§ **Exercise brief**:
Without the pictures, output the records below word for word.

§ **Available records**:

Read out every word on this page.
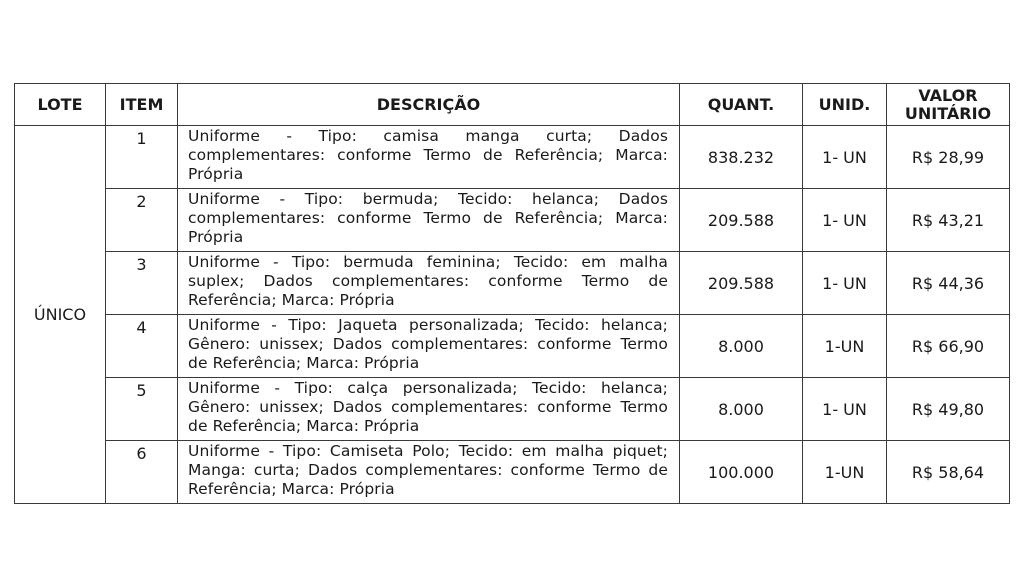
LOTE	ITEM	DESCRIÇÃO	QUANT.	UNID.	VALOR
UNITÁRIO
ÚNICO	1	Uniforme - Tipo: camisa manga curta; Dados complementares: conforme Termo de Referência; Marca: Própria	838.232	1- UN	R$ 28,99
	2	Uniforme - Tipo: bermuda; Tecido: helanca; Dados complementares: conforme Termo de Referência; Marca: Própria	209.588	1- UN	R$ 43,21
	3	Uniforme - Tipo: bermuda feminina; Tecido: em malha suplex; Dados complementares: conforme Termo de Referência; Marca: Própria	209.588	1- UN	R$ 44,36
	4	Uniforme - Tipo: Jaqueta personalizada; Tecido: helanca; Gênero: unissex; Dados complementares: conforme Termo de Referência; Marca: Própria	8.000	1-UN	R$ 66,90
	5	Uniforme - Tipo: calça personalizada; Tecido: helanca; Gênero: unissex; Dados complementares: conforme Termo de Referência; Marca: Própria	8.000	1- UN	R$ 49,80
	6	Uniforme - Tipo: Camiseta Polo; Tecido: em malha piquet; Manga: curta; Dados complementares: conforme Termo de Referência; Marca: Própria	100.000	1-UN	R$ 58,64
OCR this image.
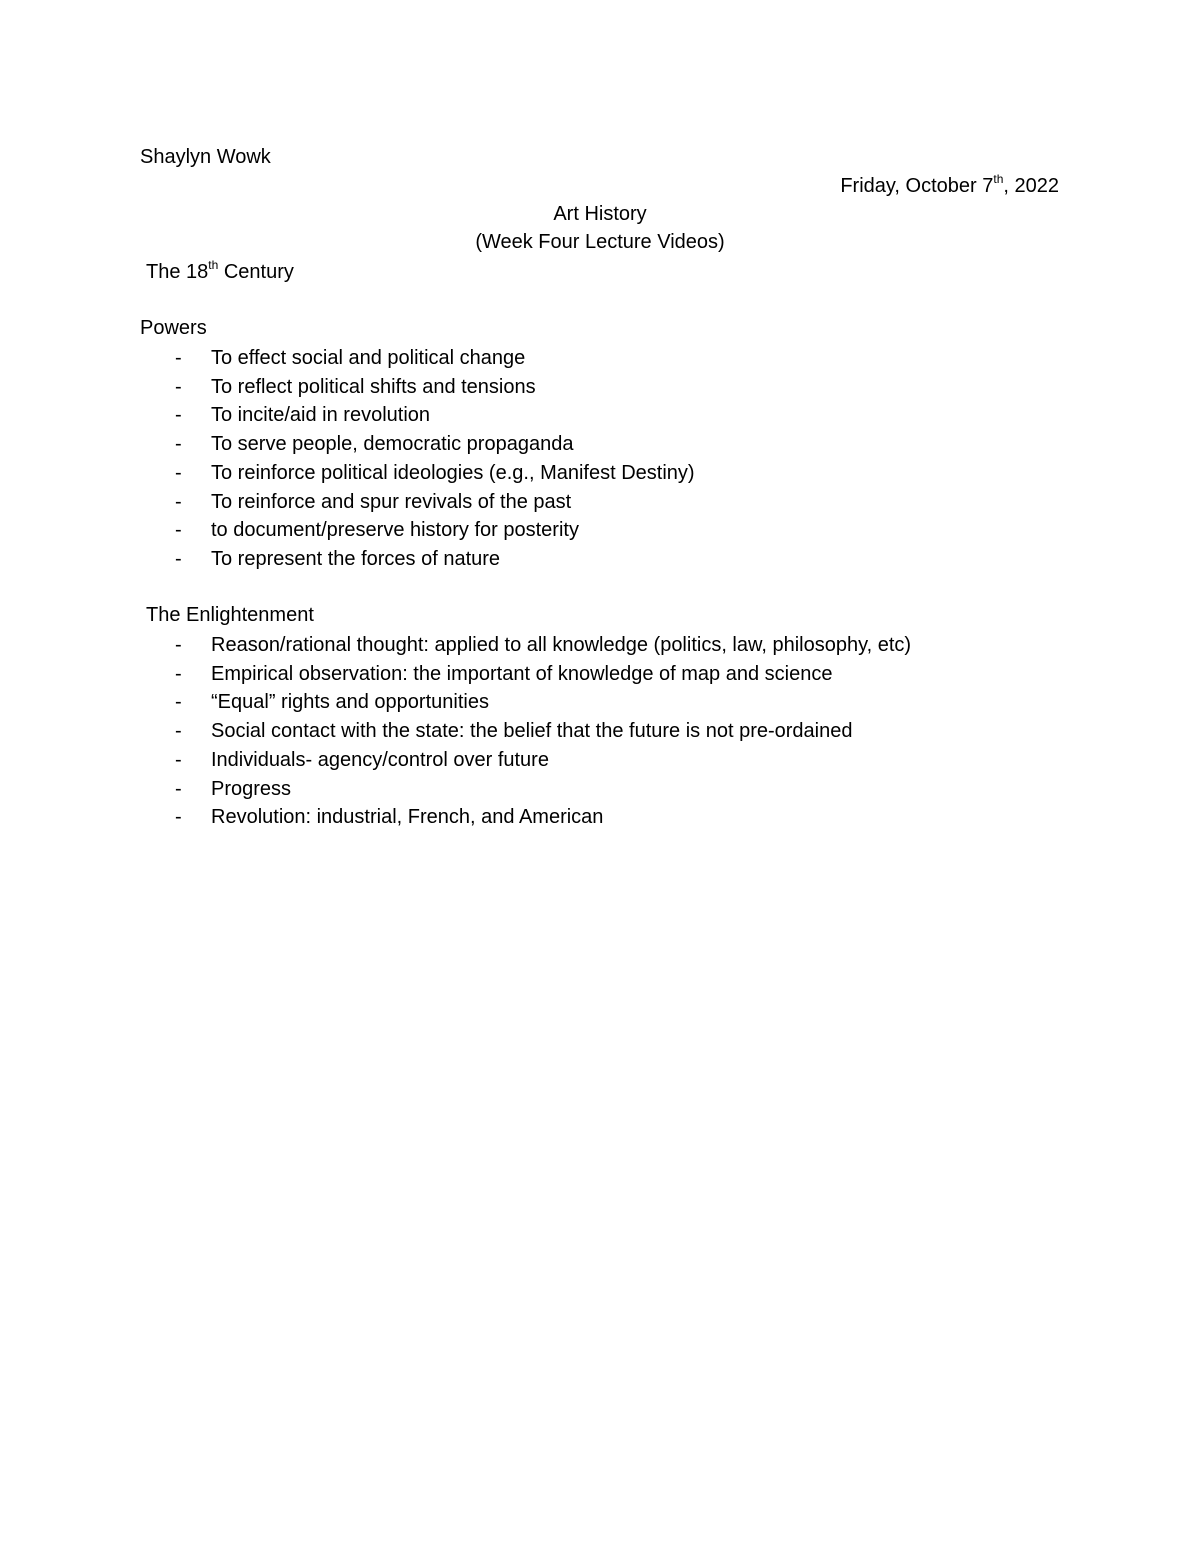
Shaylyn Wowk
Friday, October 7th, 2022
Art History
(Week Four Lecture Videos)
The 18th Century
Powers
- To effect social and political change
- To reflect political shifts and tensions
- To incite/aid in revolution
- To serve people, democratic propaganda
- To reinforce political ideologies (e.g., Manifest Destiny)
- To reinforce and spur revivals of the past
- to document/preserve history for posterity
- To represent the forces of nature
The Enlightenment
- Reason/rational thought: applied to all knowledge (politics, law, philosophy, etc)
- Empirical observation: the important of knowledge of map and science
- “Equal” rights and opportunities
- Social contact with the state: the belief that the future is not pre-ordained
- Individuals- agency/control over future
- Progress
- Revolution: industrial, French, and American
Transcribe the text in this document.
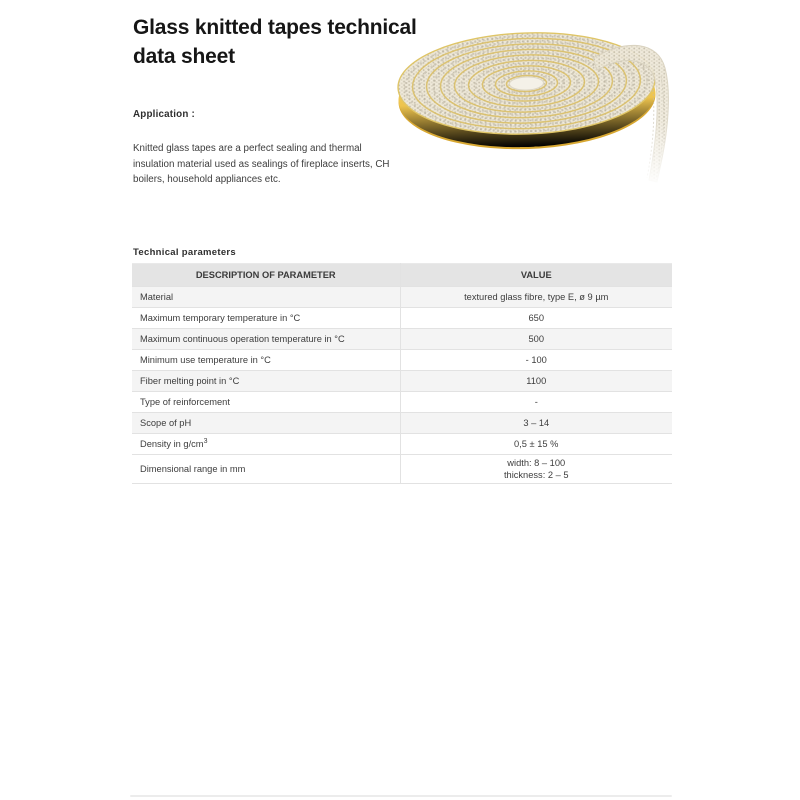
Glass knitted tapes technical
data sheet
Application :

Knitted glass tapes are a perfect sealing and thermal insulation material used as sealings of fireplace inserts, CH boilers, household appliances etc.

Technical parameters
DESCRIPTION OF PARAMETER	VALUE
Material	textured glass fibre, type E, ø 9 µm
Maximum temporary temperature in °C	650
Maximum continuous operation temperature in °C	500
Minimum use temperature in °C	- 100
Fiber melting point in °C	1100
Type of reinforcement	-
Scope of pH	3 – 14
Density in $g/cm^3$	0,5 ± 15 %
Dimensional range in mm	width: 8 – 100
thickness: 2 – 5
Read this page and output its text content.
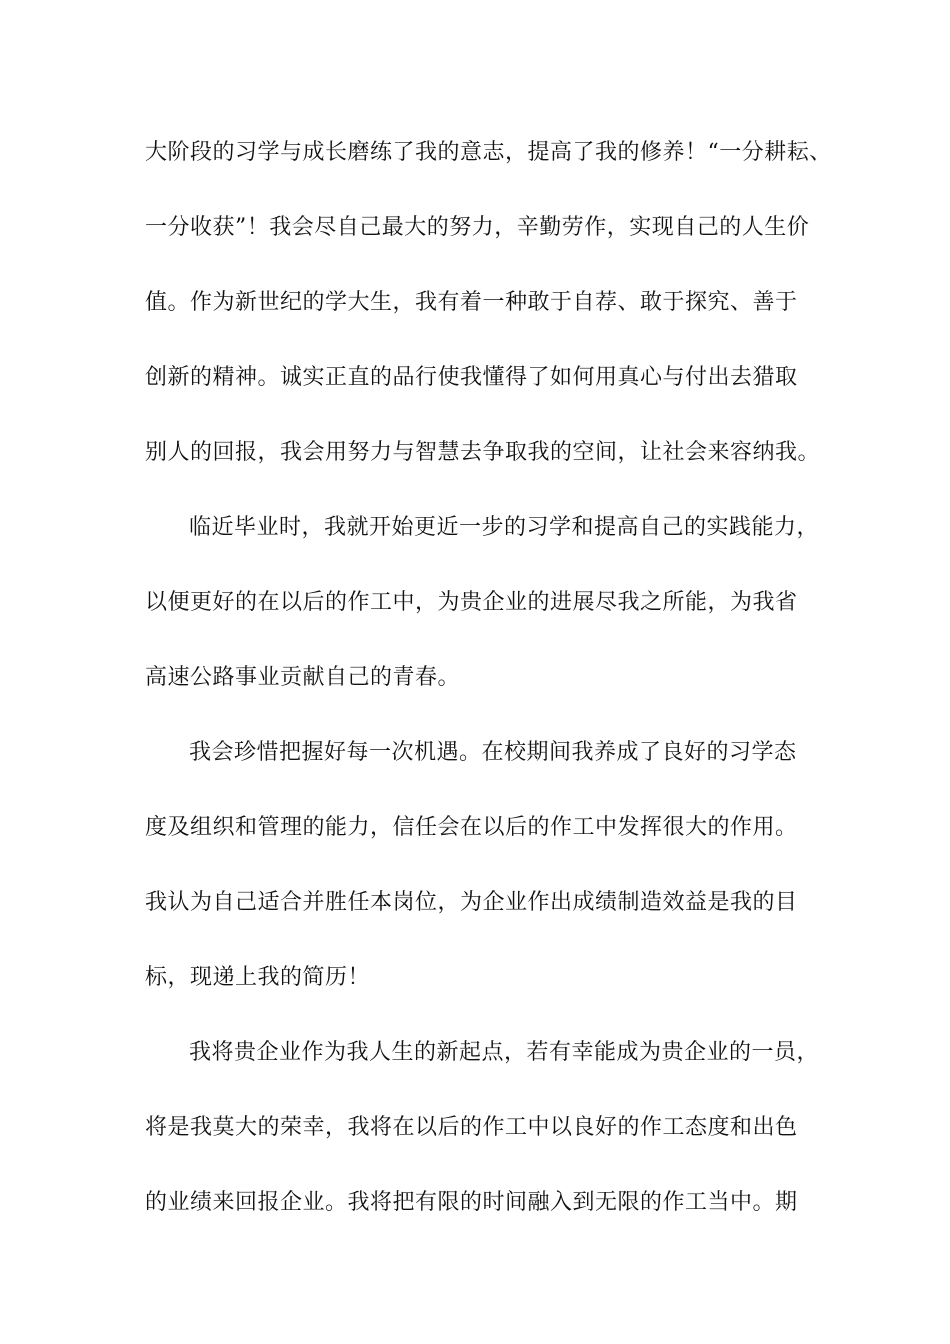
大阶段的习学与成长磨练了我的意志，提高了我的修养！“一分耕耘、
一分收获”！我会尽自己最大的努力，辛勤劳作，实现自己的人生价
值。作为新世纪的学大生，我有着一种敢于自荐、敢于探究、善于
创新的精神。诚实正直的品行使我懂得了如何用真心与付出去猎取
别人的回报，我会用努力与智慧去争取我的空间，让社会来容纳我。
临近毕业时，我就开始更近一步的习学和提高自己的实践能力，
以便更好的在以后的作工中，为贵企业的进展尽我之所能，为我省
高速公路事业贡献自己的青春。
我会珍惜把握好每一次机遇。在校期间我养成了良好的习学态
度及组织和管理的能力，信任会在以后的作工中发挥很大的作用。
我认为自己适合并胜任本岗位，为企业作出成绩制造效益是我的目
标，现递上我的简历！
我将贵企业作为我人生的新起点，若有幸能成为贵企业的一员，
将是我莫大的荣幸，我将在以后的作工中以良好的作工态度和出色
的业绩来回报企业。我将把有限的时间融入到无限的作工当中。期
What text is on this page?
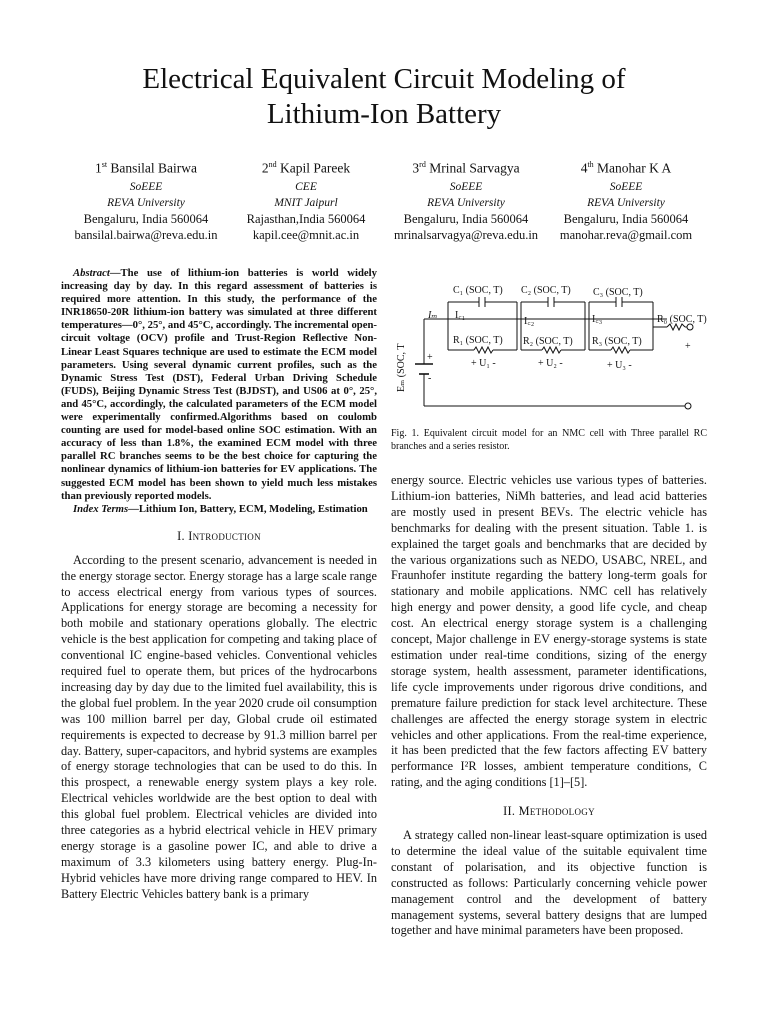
Electrical Equivalent Circuit Modeling of
Lithium-Ion Battery
1st Bansilal Bairwa
SoEEE
REVA University
Bengaluru, India 560064
bansilal.bairwa@reva.edu.in
2nd Kapil Pareek
CEE
MNIT Jaipurl
Rajasthan,India 560064
kapil.cee@mnit.ac.in
3rd Mrinal Sarvagya
SoEEE
REVA University
Bengaluru, India 560064
mrinalsarvagya@reva.edu.in
4th Manohar K A
SoEEE
REVA University
Bengaluru, India 560064
manohar.reva@gmail.com

Abstract—The use of lithium-ion batteries is world widely increasing day by day. In this regard assessment of batteries is required more attention. In this study, the performance of the INR18650-20R lithium-ion battery was simulated at three different temperatures—0°, 25°, and 45°C, accordingly. The incremental open-circuit voltage (OCV) profile and Trust-Region Reflective Non-Linear Least Squares technique are used to estimate the ECM model parameters. Using several dynamic current profiles, such as the Dynamic Stress Test (DST), Federal Urban Driving Schedule (FUDS), Beijing Dynamic Stress Test (BJDST), and US06 at 0°, 25°, and 45°C, accordingly, the calculated parameters of the ECM model were experimentally confirmed.Algorithms based on coulomb counting are used for model-based online SOC estimation. With an accuracy of less than 1.8%, the examined ECM model with three parallel RC branches seems to be the best choice for capturing the nonlinear dynamics of lithium-ion batteries for EV applications. The suggested ECM model has been shown to yield much less mistakes than previously reported models.

Index Terms—Lithium Ion, Battery, ECM, Modeling, Estimation

I. Introduction

According to the present scenario, advancement is needed in the energy storage sector. Energy storage has a large scale range to access electrical energy from various types of sources. Applications for energy storage are becoming a necessity for both mobile and stationary operations globally. The electric vehicle is the best application for competing and taking place of conventional IC engine-based vehicles. Conventional vehicles required fuel to operate them, but prices of the hydrocarbons increasing day by day due to the limited fuel availability, this is the global fuel problem. In the year 2020 crude oil consumption was 100 million barrel per day, Global crude oil estimated requirements is expected to decrease by 91.3 million barrel per day. Battery, super-capacitors, and hybrid systems are examples of energy storage technologies that can be used to do this. In this prospect, a renewable energy system plays a key role. Electrical vehicles worldwide are the best option to deal with this global fuel problem. Electrical vehicles are divided into three categories as a hybrid electrical vehicle in HEV primary energy storage is a gasoline power IC, and able to drive a maximum of 3.3 kilometers using battery energy. Plug-In-Hybrid vehicles have more driving range compared to HEV. In Battery Electric Vehicles battery bank is a primary

C₁ (SOC, T) C₂ (SOC, T) C₃ (SOC, T)
Iₘ I꜀₁
I꜀₂	I꜀₃
R₁ (SOC, T) R₂ (SOC, T) R₃ (SOC, T)
R₀ (SOC, T)
+ U₁ -	+ U₂ -	+ U₃ -
+
-
+
Eₘ (SOC, T
Fig. 1. Equivalent circuit model for an NMC cell with Three parallel RC branches and a series resistor.

energy source. Electric vehicles use various types of batteries. Lithium-ion batteries, NiMh batteries, and lead acid batteries are mostly used in present BEVs. The electric vehicle has benchmarks for dealing with the present situation. Table 1. is explained the target goals and benchmarks that are decided by the various organizations such as NEDO, USABC, NREL, and Fraunhofer institute regarding the battery long-term goals for stationary and mobile applications. NMC cell has relatively high energy and power density, a good life cycle, and cheap cost. An electrical energy storage system is a challenging concept, Major challenge in EV energy-storage systems is state estimation under real-time conditions, sizing of the energy storage system, health assessment, parameter identifications, life cycle improvements under rigorous drive conditions, and premature failure prediction for stack level architecture. These challenges are affected the energy storage system in electric vehicles and other applications. From the real-time experience, it has been predicted that the few factors affecting EV battery performance I²R losses, ambient temperature conditions, C rating, and the aging conditions [1]–[5].

II. Methodology

A strategy called non-linear least-square optimization is used to determine the ideal value of the suitable equivalent time constant of polarisation, and its objective function is constructed as follows: Particularly concerning vehicle power management control and the development of battery management systems, several battery designs that are lumped together and have minimal parameters have been proposed.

§ **Solution for this exercise**:
Read out every word on this page.
LOTE	ITEM	DESCRIÇÃO	QUANT.	UNID.	VALOR
UNITÁRIO
ÚNICO	1	Uniforme - Tipo: camisa manga curta; Dados complementares: conforme Termo de Referência; Marca: Própria	838.232	1- UN	R$ 28,99
	2	Uniforme - Tipo: bermuda; Tecido: helanca; Dados complementares: conforme Termo de Referência; Marca: Própria	209.588	1- UN	R$ 43,21
	3	Uniforme - Tipo: bermuda feminina; Tecido: em malha suplex; Dados complementares: conforme Termo de Referência; Marca: Própria	209.588	1- UN	R$ 44,36
	4	Uniforme - Tipo: Jaqueta personalizada; Tecido: helanca; Gênero: unissex; Dados complementares: conforme Termo de Referência; Marca: Própria	8.000	1-UN	R$ 66,90
	5	Uniforme - Tipo: calça personalizada; Tecido: helanca; Gênero: unissex; Dados complementares: conforme Termo de Referência; Marca: Própria	8.000	1- UN	R$ 49,80
	6	Uniforme - Tipo: Camiseta Polo; Tecido: em malha piquet; Manga: curta; Dados complementares: conforme Termo de Referência; Marca: Própria	100.000	1-UN	R$ 58,64
OCR this image.
Shaylyn Wowk
Friday, October 7th, 2022
Art History
(Week Four Lecture Videos)
The 18th Century
Powers
- To effect social and political change
- To reflect political shifts and tensions
- To incite/aid in revolution
- To serve people, democratic propaganda
- To reinforce political ideologies (e.g., Manifest Destiny)
- To reinforce and spur revivals of the past
- to document/preserve history for posterity
- To represent the forces of nature
The Enlightenment
- Reason/rational thought: applied to all knowledge (politics, law, philosophy, etc)
- Empirical observation: the important of knowledge of map and science
- “Equal” rights and opportunities
- Social contact with the state: the belief that the future is not pre-ordained
- Individuals- agency/control over future
- Progress
- Revolution: industrial, French, and American
Transcribe the text in this document.
Glass knitted tapes technical
data sheet
Application :

Knitted glass tapes are a perfect sealing and thermal insulation material used as sealings of fireplace inserts, CH boilers, household appliances etc.

Technical parameters
DESCRIPTION OF PARAMETER	VALUE
Material	textured glass fibre, type E, ø 9 µm
Maximum temporary temperature in °C	650
Maximum continuous operation temperature in °C	500
Minimum use temperature in °C	- 100
Fiber melting point in °C	1100
Type of reinforcement	-
Scope of pH	3 – 14
Density in $g/cm^3$	0,5 ± 15 %
Dimensional range in mm	width: 8 – 100
thickness: 2 – 5
Read this page and output its text content.
大阶段的习学与成长磨练了我的意志，提高了我的修养！“一分耕耘、
一分收获”！我会尽自己最大的努力，辛勤劳作，实现自己的人生价
值。作为新世纪的学大生，我有着一种敢于自荐、敢于探究、善于
创新的精神。诚实正直的品行使我懂得了如何用真心与付出去猎取
别人的回报，我会用努力与智慧去争取我的空间，让社会来容纳我。
临近毕业时，我就开始更近一步的习学和提高自己的实践能力，
以便更好的在以后的作工中，为贵企业的进展尽我之所能，为我省
高速公路事业贡献自己的青春。
我会珍惜把握好每一次机遇。在校期间我养成了良好的习学态
度及组织和管理的能力，信任会在以后的作工中发挥很大的作用。
我认为自己适合并胜任本岗位，为企业作出成绩制造效益是我的目
标，现递上我的简历！
我将贵企业作为我人生的新起点，若有幸能成为贵企业的一员，
将是我莫大的荣幸，我将在以后的作工中以良好的作工态度和出色
的业绩来回报企业。我将把有限的时间融入到无限的作工当中。期
What text is on this page?
Electrical Equivalent Circuit Modeling of
Lithium-Ion Battery
1st Bansilal Bairwa
SoEEE
REVA University
Bengaluru, India 560064
bansilal.bairwa@reva.edu.in
2nd Kapil Pareek
CEE
MNIT Jaipurl
Rajasthan,India 560064
kapil.cee@mnit.ac.in
3rd Mrinal Sarvagya
SoEEE
REVA University
Bengaluru, India 560064
mrinalsarvagya@reva.edu.in
4th Manohar K A
SoEEE
REVA University
Bengaluru, India 560064
manohar.reva@gmail.com

Abstract—The use of lithium-ion batteries is world widely increasing day by day. In this regard assessment of batteries is required more attention. In this study, the performance of the INR18650-20R lithium-ion battery was simulated at three different temperatures—0°, 25°, and 45°C, accordingly. The incremental open-circuit voltage (OCV) profile and Trust-Region Reflective Non-Linear Least Squares technique are used to estimate the ECM model parameters. Using several dynamic current profiles, such as the Dynamic Stress Test (DST), Federal Urban Driving Schedule (FUDS), Beijing Dynamic Stress Test (BJDST), and US06 at 0°, 25°, and 45°C, accordingly, the calculated parameters of the ECM model were experimentally confirmed.Algorithms based on coulomb counting are used for model-based online SOC estimation. With an accuracy of less than 1.8%, the examined ECM model with three parallel RC branches seems to be the best choice for capturing the nonlinear dynamics of lithium-ion batteries for EV applications. The suggested ECM model has been shown to yield much less mistakes than previously reported models.

Index Terms—Lithium Ion, Battery, ECM, Modeling, Estimation

I. Introduction

According to the present scenario, advancement is needed in the energy storage sector. Energy storage has a large scale range to access electrical energy from various types of sources. Applications for energy storage are becoming a necessity for both mobile and stationary operations globally. The electric vehicle is the best application for competing and taking place of conventional IC engine-based vehicles. Conventional vehicles required fuel to operate them, but prices of the hydrocarbons increasing day by day due to the limited fuel availability, this is the global fuel problem. In the year 2020 crude oil consumption was 100 million barrel per day, Global crude oil estimated requirements is expected to decrease by 91.3 million barrel per day. Battery, super-capacitors, and hybrid systems are examples of energy storage technologies that can be used to do this. In this prospect, a renewable energy system plays a key role. Electrical vehicles worldwide are the best option to deal with this global fuel problem. Electrical vehicles are divided into three categories as a hybrid electrical vehicle in HEV primary energy storage is a gasoline power IC, and able to drive a maximum of 3.3 kilometers using battery energy. Plug-In-Hybrid vehicles have more driving range compared to HEV. In Battery Electric Vehicles battery bank is a primary

C₁ (SOC, T) C₂ (SOC, T) C₃ (SOC, T)
Iₘ I꜀₁
I꜀₂	I꜀₃
R₁ (SOC, T) R₂ (SOC, T) R₃ (SOC, T)
R₀ (SOC, T)
+ U₁ -	+ U₂ -	+ U₃ -
+
-
+
Eₘ (SOC, T
Fig. 1. Equivalent circuit model for an NMC cell with Three parallel RC branches and a series resistor.

energy source. Electric vehicles use various types of batteries. Lithium-ion batteries, NiMh batteries, and lead acid batteries are mostly used in present BEVs. The electric vehicle has benchmarks for dealing with the present situation. Table 1. is explained the target goals and benchmarks that are decided by the various organizations such as NEDO, USABC, NREL, and Fraunhofer institute regarding the battery long-term goals for stationary and mobile applications. NMC cell has relatively high energy and power density, a good life cycle, and cheap cost. An electrical energy storage system is a challenging concept, Major challenge in EV energy-storage systems is state estimation under real-time conditions, sizing of the energy storage system, health assessment, parameter identifications, life cycle improvements under rigorous drive conditions, and premature failure prediction for stack level architecture. These challenges are affected the energy storage system in electric vehicles and other applications. From the real-time experience, it has been predicted that the few factors affecting EV battery performance I²R losses, ambient temperature conditions, C rating, and the aging conditions [1]–[5].

II. Methodology

A strategy called non-linear least-square optimization is used to determine the ideal value of the suitable equivalent time constant of polarisation, and its objective function is constructed as follows: Particularly concerning vehicle power management control and the development of battery management systems, several battery designs that are lumped together and have minimal parameters have been proposed.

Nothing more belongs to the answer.